Exercise aim:
Reproduce the records exactly.

Task input:
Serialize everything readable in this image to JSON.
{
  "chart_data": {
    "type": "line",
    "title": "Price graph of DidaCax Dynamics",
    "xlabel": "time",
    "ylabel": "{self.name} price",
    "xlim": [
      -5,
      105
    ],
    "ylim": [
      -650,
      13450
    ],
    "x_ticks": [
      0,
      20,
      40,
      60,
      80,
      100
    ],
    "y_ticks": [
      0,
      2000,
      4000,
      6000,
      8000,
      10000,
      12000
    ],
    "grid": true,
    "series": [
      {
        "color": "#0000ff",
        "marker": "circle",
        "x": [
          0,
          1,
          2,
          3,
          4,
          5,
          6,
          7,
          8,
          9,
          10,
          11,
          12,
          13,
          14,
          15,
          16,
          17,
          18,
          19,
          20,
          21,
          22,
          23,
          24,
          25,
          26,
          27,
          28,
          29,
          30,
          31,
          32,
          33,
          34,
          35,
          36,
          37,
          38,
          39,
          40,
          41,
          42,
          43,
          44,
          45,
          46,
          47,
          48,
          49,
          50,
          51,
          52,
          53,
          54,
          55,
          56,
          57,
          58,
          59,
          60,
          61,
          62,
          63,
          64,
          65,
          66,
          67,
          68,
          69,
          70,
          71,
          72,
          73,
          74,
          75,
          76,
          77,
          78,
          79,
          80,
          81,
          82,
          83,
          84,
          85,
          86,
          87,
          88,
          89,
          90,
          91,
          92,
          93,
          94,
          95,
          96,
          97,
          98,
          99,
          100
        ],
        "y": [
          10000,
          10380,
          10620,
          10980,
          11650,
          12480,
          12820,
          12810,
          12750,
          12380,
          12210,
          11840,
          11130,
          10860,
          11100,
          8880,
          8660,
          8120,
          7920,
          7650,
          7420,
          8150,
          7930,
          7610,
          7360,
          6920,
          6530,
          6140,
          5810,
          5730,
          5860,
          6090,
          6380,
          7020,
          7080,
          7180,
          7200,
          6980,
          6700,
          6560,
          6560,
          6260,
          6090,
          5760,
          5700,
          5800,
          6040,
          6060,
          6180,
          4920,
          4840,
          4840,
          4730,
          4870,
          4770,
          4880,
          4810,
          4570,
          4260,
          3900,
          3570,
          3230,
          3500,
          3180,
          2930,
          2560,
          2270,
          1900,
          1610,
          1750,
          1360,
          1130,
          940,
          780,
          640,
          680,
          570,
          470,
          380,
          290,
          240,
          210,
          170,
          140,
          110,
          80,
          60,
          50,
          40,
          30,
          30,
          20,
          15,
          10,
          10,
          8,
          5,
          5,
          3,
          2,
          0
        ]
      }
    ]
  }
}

Finished answer:
Serialize everything readable in this image to JSON.
{
  "chart_data": {
    "type": "line",
    "title": "Price graph of DidaCax Dynamics",
    "xlabel": "time",
    "ylabel": "{self.name} price",
    "xlim": [
      -5,
      105
    ],
    "ylim": [
      -650,
      13450
    ],
    "x_ticks": [
      0,
      20,
      40,
      60,
      80,
      100
    ],
    "y_ticks": [
      0,
      2000,
      4000,
      6000,
      8000,
      10000,
      12000
    ],
    "grid": true,
    "series": [
      {
        "color": "#0000ff",
        "marker": "circle",
        "x": [
          0,
          1,
          2,
          3,
          4,
          5,
          6,
          7,
          8,
          9,
          10,
          11,
          12,
          13,
          14,
          15,
          16,
          17,
          18,
          19,
          20,
          21,
          22,
          23,
          24,
          25,
          26,
          27,
          28,
          29,
          30,
          31,
          32,
          33,
          34,
          35,
          36,
          37,
          38,
          39,
          40,
          41,
          42,
          43,
          44,
          45,
          46,
          47,
          48,
          49,
          50,
          51,
          52,
          53,
          54,
          55,
          56,
          57,
          58,
          59,
          60,
          61,
          62,
          63,
          64,
          65,
          66,
          67,
          68,
          69,
          70,
          71,
          72,
          73,
          74,
          75,
          76,
          77,
          78,
          79,
          80,
          81,
          82,
          83,
          84,
          85,
          86,
          87,
          88,
          89,
          90,
          91,
          92,
          93,
          94,
          95,
          96,
          97,
          98,
          99,
          100
        ],
        "y": [
          10000,
          10380,
          10620,
          10980,
          11650,
          12480,
          12820,
          12810,
          12750,
          12380,
          12210,
          11840,
          11130,
          10860,
          11100,
          8880,
          8660,
          8120,
          7920,
          7650,
          7420,
          8150,
          7930,
          7610,
          7360,
          6920,
          6530,
          6140,
          5810,
          5730,
          5860,
          6090,
          6380,
          7020,
          7080,
          7180,
          7200,
          6980,
          6700,
          6560,
          6560,
          6260,
          6090,
          5760,
          5700,
          5800,
          6040,
          6060,
          6180,
          4920,
          4840,
          4840,
          4730,
          4870,
          4770,
          4880,
          4810,
          4570,
          4260,
          3900,
          3570,
          3230,
          3500,
          3180,
          2930,
          2560,
          2270,
          1900,
          1610,
          1750,
          1360,
          1130,
          940,
          780,
          640,
          680,
          570,
          470,
          380,
          290,
          240,
          210,
          170,
          140,
          110,
          80,
          60,
          50,
          40,
          30,
          30,
          20,
          15,
          10,
          10,
          8,
          5,
          5,
          3,
          2,
          0
        ]
      }
    ]
  }
}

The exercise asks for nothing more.